A relação de Kris com Colin McRae acabou no final de 2005. A época não resultou como planeado por Kris Meeke, que teve uma grande batalha com Dani Sordo. “Estava numa encruzilhada na minha carreira, e tinha que decidir em que direção ia. O Colin pensava que voltar ao WRC Júnior com a Citroën talvez fosse o melhor a fazer.

Eu hesitei, pois sempre que o meu nome era mencionado na imprensa, era junto do Colin. Mas decerto que sem a ajuda dele eu não estaria aqui hoje.

Quando comecei a época de 2006, estava determinado em destacar a minha individualidade. Nunca houve uma discussão entre nós, nem um desentendimento. Separámo-nos com um acordo mútuo e fiquei na Citroën.” O ano de 2006 foi muito frustrante, pois Kris Meeke não conseguia manter tudo junto. “Estava a tentar ao máximo, mas na direção errada. Fiz o erro de conduzir mais depressa do que devia. O final de 2006 foi um ponto baixo para mim. E estava pronto para desistir. Os ralis estavam a ser uma viagem fantástica para mim. Em 2005 já tinha feito todos os ralis do mundo com a ajuda da Citroën e vi partes do mundo que a maioria das pessoas nunca verão.

Tinha 26/27 anos, nunca ganhei um cêntimo até esse momento, sempre dormi na casa do meu irmão.” Em 2007, Kris Meeke fazia ralis a toda a hora. O Ralida Irlanda, no WRC, estava previsto para o final desse ano, e ele trabalhou no duro para ter o melhor carro possível para essa prova. Custou cerca de 60.000/70.000 libras e três meses da vida dele gastos a trabalhar naquilo tudo.

“Provavelmente pus demasiada energia naquilo. Começámos bem, mas deu tudo errado, o carro estava danificado”. No início de 2008 estava de volta à estaca zero, de novo. Foi um ano de sensações mistas. A Renault Sport perguntou-lhe se queria fazer trabalho de desenvolvimento com o seu novo Clio R3, e se ele queria fazer o Rali do IRC na Rússia.

“Foi quando comecei a falar com o chefe da Kronos, Marc van Dalen. Fui para Sanremo para falar com várias equipas. A Skoda estava muito interessada. Durante todo este tempo estava ainda a fazer testes para a Citroën. Depois, enquanto testava o C2 R2 para o Rali de Monte Carlo no Col de Perty, recebi uma chamada a dar-me a luz verde para o acordo com a Peugeot UK para o IRC em 2009. O contrato da Peugeot começou na Bélgica!”

OBJETIVO INDICADO:
Transcreva, do texto acima sobre Kris Meeke, o trecho que vai de "A relação de" a "estaria aqui hoje.".

Listagens de regiões anotadas
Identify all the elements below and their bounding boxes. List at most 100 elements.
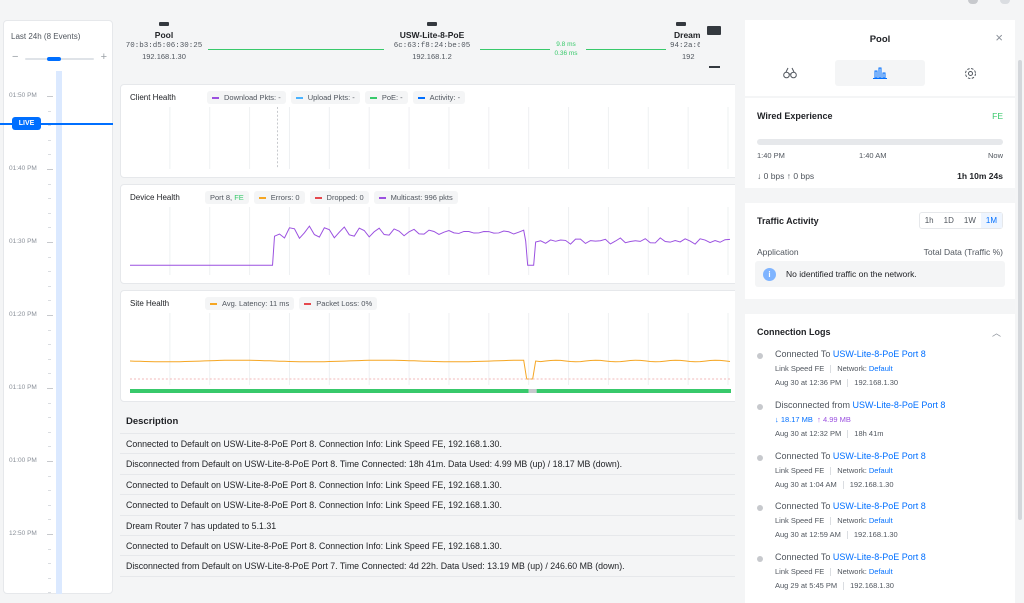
log-target-link[interactable]: USW-Lite-8-PoE Port 8: [833, 349, 926, 359]
log-headline: Connected To USW-Lite-8-PoE Port 8: [775, 501, 926, 511]
legend-label: Packet Loss: 0%: [316, 299, 373, 308]
log-headline: Connected To USW-Lite-8-PoE Port 8: [775, 552, 926, 562]
timeline-minor-tick: [48, 154, 51, 156]
table-row[interactable]: Connected to Default on USW-Lite-8-PoE P…: [120, 536, 740, 557]
timeline-rail[interactable]: [56, 71, 62, 594]
legend-item[interactable]: Avg. Latency: 11 ms: [205, 297, 295, 310]
multicast-series: [130, 225, 731, 266]
range-tab-1w[interactable]: 1W: [959, 213, 981, 228]
log-entry[interactable]: Connected To USW-Lite-8-PoE Port 8 Link S…: [757, 451, 1007, 495]
timeline-time-label: 01:50 PM: [9, 92, 37, 99]
zoom-handle[interactable]: [47, 57, 61, 61]
log-target-link[interactable]: USW-Lite-8-PoE Port 8: [853, 400, 946, 410]
timeline-zoom[interactable]: − +: [12, 51, 107, 65]
zoom-in-icon[interactable]: +: [101, 51, 107, 63]
settings-icon[interactable]: [968, 0, 978, 4]
network-name[interactable]: Default: [869, 364, 893, 373]
log-headline: Disconnected from USW-Lite-8-PoE Port 8: [775, 400, 945, 410]
table-row[interactable]: Connected to Default on USW-Lite-8-PoE P…: [120, 495, 740, 516]
table-row[interactable]: Disconnected from Default on USW-Lite-8-…: [120, 556, 740, 577]
log-action: Connected To: [775, 552, 833, 562]
site-health-svg: [130, 313, 731, 393]
zoom-track[interactable]: [25, 57, 94, 61]
tab-insights[interactable]: [745, 60, 835, 86]
table-row[interactable]: Disconnected from Default on USW-Lite-8-…: [120, 454, 740, 475]
port-label: Port 8,: [210, 193, 233, 202]
experience-bar[interactable]: [757, 139, 1003, 145]
device-health-plot[interactable]: [130, 207, 731, 275]
zoom-out-icon[interactable]: −: [12, 51, 18, 63]
log-entry[interactable]: Connected To USW-Lite-8-PoE Port 8 Link S…: [757, 349, 1007, 393]
table-row[interactable]: Dream Router 7 has updated to 5.1.31: [120, 516, 740, 536]
uptime-bar-gap: [528, 389, 537, 393]
log-details: Link Speed FE Network: Default: [775, 466, 893, 476]
time-mid: 1:40 AM: [859, 151, 887, 160]
log-target-link[interactable]: USW-Lite-8-PoE Port 8: [833, 501, 926, 511]
legend-item[interactable]: Download Pkts: -: [207, 91, 286, 104]
legend-item[interactable]: Activity: -: [412, 91, 466, 104]
log-target-link[interactable]: USW-Lite-8-PoE Port 8: [833, 552, 926, 562]
network-name[interactable]: Default: [869, 516, 893, 525]
timeline-time-label: 01:40 PM: [9, 165, 37, 172]
log-entry[interactable]: Disconnected from USW-Lite-8-PoE Port 8 ↓…: [757, 400, 1007, 444]
topology-node-switch[interactable]: USW-Lite-8-PoE 6c:63:f8:24:be:05 192.168…: [384, 20, 480, 61]
log-action: Connected To: [775, 451, 833, 461]
network-name[interactable]: Default: [869, 466, 893, 475]
site-health-plot[interactable]: [130, 313, 731, 393]
tab-settings[interactable]: [925, 60, 1015, 86]
legend-item[interactable]: Multicast: 996 pkts: [373, 191, 458, 204]
timeline-time-label: 12:50 PM: [9, 530, 37, 537]
latency-b: 0.36 ms: [554, 50, 578, 57]
timeline-minor-tick: [48, 271, 51, 273]
legend-item[interactable]: Errors: 0: [253, 191, 305, 204]
legend-item[interactable]: Dropped: 0: [309, 191, 369, 204]
chevron-up-icon[interactable]: ︿: [992, 326, 1001, 339]
table-row[interactable]: Connected to Default on USW-Lite-8-PoE P…: [120, 475, 740, 496]
legend-swatch: [212, 96, 219, 99]
section-title: Connection Logs: [757, 327, 831, 337]
binoculars-icon: [783, 67, 797, 79]
timeline-major-tick: [47, 388, 53, 389]
close-icon[interactable]: ×: [995, 30, 1003, 45]
legend-swatch: [295, 96, 303, 99]
uptime-bar-segment: [130, 389, 529, 393]
panel-title: Pool: [869, 34, 891, 45]
legend-item[interactable]: PoE: -: [364, 91, 408, 104]
log-target-link[interactable]: USW-Lite-8-PoE Port 8: [833, 451, 926, 461]
legend-item[interactable]: Upload Pkts: -: [290, 91, 360, 104]
panel-scrollbar[interactable]: [1018, 60, 1022, 520]
log-entry[interactable]: Connected To USW-Lite-8-PoE Port 8 Link S…: [757, 501, 1007, 545]
range-tab-1h[interactable]: 1h: [920, 213, 939, 228]
live-badge[interactable]: LIVE: [12, 117, 41, 130]
timeline-minor-tick: [48, 402, 51, 404]
log-dot-icon: [757, 455, 763, 461]
link-line: [480, 49, 550, 50]
node-name: Pool: [154, 30, 174, 40]
avatar[interactable]: [1000, 0, 1010, 4]
network-name[interactable]: Default: [869, 567, 893, 576]
timeline-minor-tick: [48, 110, 51, 112]
wired-experience-section: Wired Experience FE 1:40 PM 1:40 AM Now …: [745, 98, 1015, 188]
topology-node-client[interactable]: Pool 70:b3:d5:06:30:25 192.168.1.30: [120, 20, 208, 61]
log-extra: 192.168.1.30: [854, 378, 899, 387]
table-row[interactable]: Connected to Default on USW-Lite-8-PoE P…: [120, 434, 740, 455]
range-tab-1d[interactable]: 1D: [939, 213, 959, 228]
network-label: Network:: [837, 364, 869, 373]
client-health-legend: Download Pkts: - Upload Pkts: - PoE: - Acti…: [207, 91, 466, 104]
link-speed: Link Speed FE: [775, 516, 825, 525]
traffic-activity-section: Traffic Activity 1h 1D 1W 1M Application To…: [745, 203, 1015, 299]
site-health-card: Site Health Avg. Latency: 11 ms Packet Lo…: [120, 290, 740, 402]
card-title: Device Health: [130, 193, 180, 202]
tab-statistics[interactable]: [835, 60, 925, 86]
client-health-plot[interactable]: [130, 107, 731, 169]
topology-node-router[interactable]: Dream 94:2a:6 192: [666, 20, 700, 61]
log-details: Link Speed FE Network: Default: [775, 516, 893, 526]
log-entry[interactable]: Connected To USW-Lite-8-PoE Port 8 Link S…: [757, 552, 1007, 596]
timeline-minor-tick: [48, 212, 51, 214]
top-strip: [0, 0, 1024, 14]
device-health-svg: [130, 207, 731, 275]
info-icon: i: [763, 267, 776, 281]
legend-item[interactable]: Packet Loss: 0%: [299, 297, 378, 310]
range-tab-1m[interactable]: 1M: [980, 213, 1002, 228]
collapse-icon[interactable]: [709, 66, 720, 68]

RESPOSTA COMPLETA:
A relação de Kris com Colin McRae acabou no final de 2005. A época não resultou como planeado por Kris Meeke, que teve uma grande batalha com Dani Sordo. “Estava numa encruzilhada na minha carreira, e tinha que decidir em que direção ia. O Colin pensava que voltar ao WRC Júnior com a Citroën talvez fosse o melhor a fazer.

Eu hesitei, pois sempre que o meu nome era mencionado na imprensa, era junto do Colin. Mas decerto que sem a ajuda dele eu não estaria aqui hoje.